TEXTE RETENU
+-------+

Mis aux voix, l'article 2 est adopté de même que les articles 3 à 6.

Troisième débat

La loi 9504 est adoptée article par article en troisième débat.

Mise aux voix, la loi 9504 est adoptée en troisième débat dans son ensemble par 62 oui et 9 abstentions.

PL 8746-B
Rapport de la commission d'aménagement du canton chargée d'étudier le projet de loi de MM. Mark Muller, Christian Luscher, Jean-Michel Gros, Alain Meylan, Pierre-Louis Portier, Patrick Schmied, Pascal Pétroz, Hugues Hiltpold modifiant la loi sur la protection des monuments, de la nature et des sites (L 4 05)

Deuxième débat

M. Rémy Pagani (AdG). Je rappelle, pour ceux qui l'auraient oublié depuis hier soir 23h, que nous sommes dans un débat concernant le droit des associations et, plus particulièrement, concernant la suppression de ce droit. Cela concerne tant des associations d'habitants, des associations de quartier, des associations de locataires que des associations de propriétaires. Elles n'auront plus le droit de s'opposer à un projet ou de proposer la mise à l'inventaire d'un certain nombre d'immeubles qui nécessitent d'être protégés, d'un point de vue architectural et historique.

Nous avons donc, si j'ose dire, concocté un amendement qui nous a pris un peu de temps, parce que nous avons dû le resituer dans le texte. Hier, à 23h, et je m'en excuse, nous avons compris que l'article 39A existait toujours. En fait, il n'existe plus selon la nouvelle législation que nous nous apprêtons à voter. Il devient l'article 39. Nous proposons donc d'abord, à l'article 63, la réintroduction du «ou» et non pas du «et», et puis à l'article 39, alinéa 1, l'introduction du texte suivant: «Le droit de recours est garanti aux communes et aux associations au sens de l'article 63».

Voilà, Madame la présidente. Nous espérons que ce parlement réservera un bon accueil à cette proposition de modification. D'autant plus que cette proposition ne touche pas forcément beaucoup d'associations de défense du patrimoine ou de défense des locataires, mais s'en prend surtout, de manière principale, aux associations de propriétaires qui sont, elles, les premières à s'opposer en cas de recours. Je trouve qu'il est assez paradoxal que ces mêmes milieux de droite qui, à longueur d'années, nous «bassinent» avec la défense des intérêts des petits propriétaires et des propriétaires de villa - je prends l'exemple de M. Muller - et qui se font les chantres de la défense de ces intérêts, veuillent enlever aujourd'hui à ces propriétaires la possibilité de faire valoir leurs droits.

La présidente. Merci. Nous n'avons pas tout à fait la même logique: je serai obligée de faire voter l'article 39 avant l'article 63, pour des raisons de chronologie, Monsieur le député.

Mis aux voix, le titre et le préambule sont adoptés, de même que les articles 7, alinéa 2, et 10, alinéa 3.

La présidente. Nous sommes saisis d'un amendement à l'article 39.

+-------+

DONNÉES FOURNIES
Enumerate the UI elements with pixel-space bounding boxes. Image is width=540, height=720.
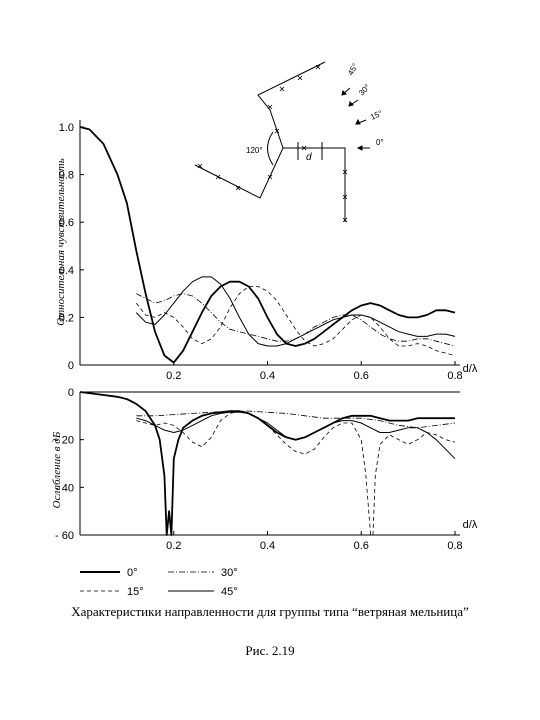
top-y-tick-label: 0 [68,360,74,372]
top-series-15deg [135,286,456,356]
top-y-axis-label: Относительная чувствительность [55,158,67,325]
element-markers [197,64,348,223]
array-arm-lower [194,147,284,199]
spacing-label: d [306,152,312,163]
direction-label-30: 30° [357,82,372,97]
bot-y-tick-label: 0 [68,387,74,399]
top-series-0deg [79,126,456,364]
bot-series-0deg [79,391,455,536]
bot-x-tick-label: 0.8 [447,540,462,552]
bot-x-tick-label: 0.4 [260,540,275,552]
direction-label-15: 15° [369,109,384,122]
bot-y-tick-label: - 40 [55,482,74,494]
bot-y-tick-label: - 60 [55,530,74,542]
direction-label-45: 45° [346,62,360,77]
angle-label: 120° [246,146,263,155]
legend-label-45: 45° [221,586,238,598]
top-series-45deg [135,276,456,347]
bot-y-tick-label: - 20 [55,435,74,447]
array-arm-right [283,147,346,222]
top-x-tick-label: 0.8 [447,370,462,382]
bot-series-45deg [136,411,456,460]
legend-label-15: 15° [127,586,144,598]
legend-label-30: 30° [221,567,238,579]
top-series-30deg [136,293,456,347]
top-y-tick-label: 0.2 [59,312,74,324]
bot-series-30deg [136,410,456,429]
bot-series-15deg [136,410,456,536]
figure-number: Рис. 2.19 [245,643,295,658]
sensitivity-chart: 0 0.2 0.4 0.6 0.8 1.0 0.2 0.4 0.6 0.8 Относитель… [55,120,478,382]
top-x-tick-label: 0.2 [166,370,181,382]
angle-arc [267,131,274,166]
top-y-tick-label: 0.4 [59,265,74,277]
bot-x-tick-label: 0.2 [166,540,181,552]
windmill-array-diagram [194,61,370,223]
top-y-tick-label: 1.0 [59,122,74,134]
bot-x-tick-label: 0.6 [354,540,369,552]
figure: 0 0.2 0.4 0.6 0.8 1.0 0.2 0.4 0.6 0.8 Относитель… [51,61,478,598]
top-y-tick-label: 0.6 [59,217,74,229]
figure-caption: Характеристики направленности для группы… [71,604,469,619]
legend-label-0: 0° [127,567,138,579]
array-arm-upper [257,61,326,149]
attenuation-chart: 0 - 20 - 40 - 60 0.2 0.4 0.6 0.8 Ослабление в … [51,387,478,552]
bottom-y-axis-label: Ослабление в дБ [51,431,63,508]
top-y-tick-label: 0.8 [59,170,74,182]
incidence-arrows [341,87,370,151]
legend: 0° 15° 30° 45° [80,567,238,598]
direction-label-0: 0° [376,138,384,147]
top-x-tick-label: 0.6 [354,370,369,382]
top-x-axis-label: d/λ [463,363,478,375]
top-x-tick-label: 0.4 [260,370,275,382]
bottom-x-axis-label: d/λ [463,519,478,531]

+-------+

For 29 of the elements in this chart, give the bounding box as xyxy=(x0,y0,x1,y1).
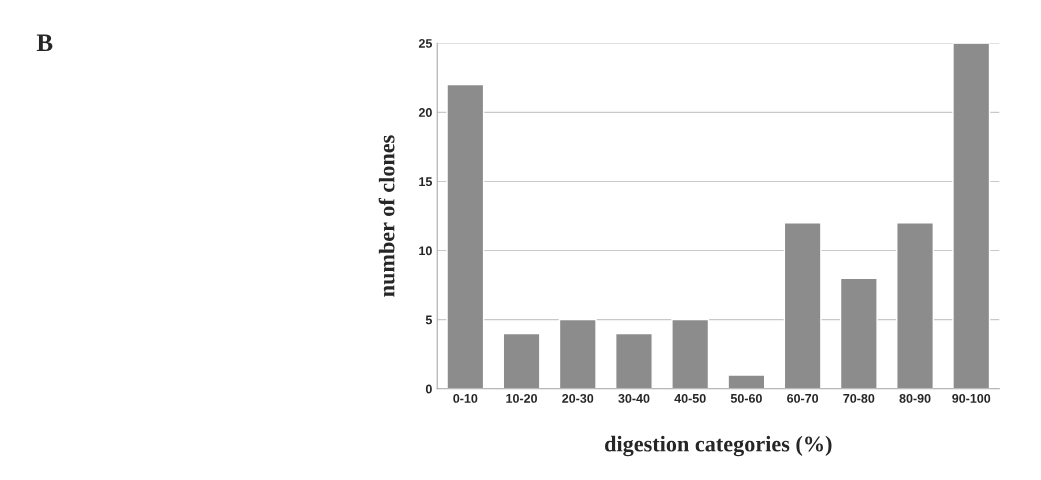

+-------+

CONSIGNE
Dans le compte rendu situé plus haut, récrivez sous forme de liste le paragraphe qui commence par « Nous avons donc, si j'ose dire » en gardant ses faits essentiels.

RÉPONSE
- La préparation de l'amendement a pris du temps, car il a fallu le resituer dans le texte.
- La veille à 23h, ses auteurs pensaient que l'article 39A existait encore. Dans la nouvelle législation, il devient l'article 39.
- Première modification proposée : à l'article 63, réintroduire « ou » à la place de « et ».
- Seconde modification proposée : à l'article 39, alinéa 1, insérer le texte « Le droit de recours est garanti aux communes et aux associations au sens de l'article 63 ».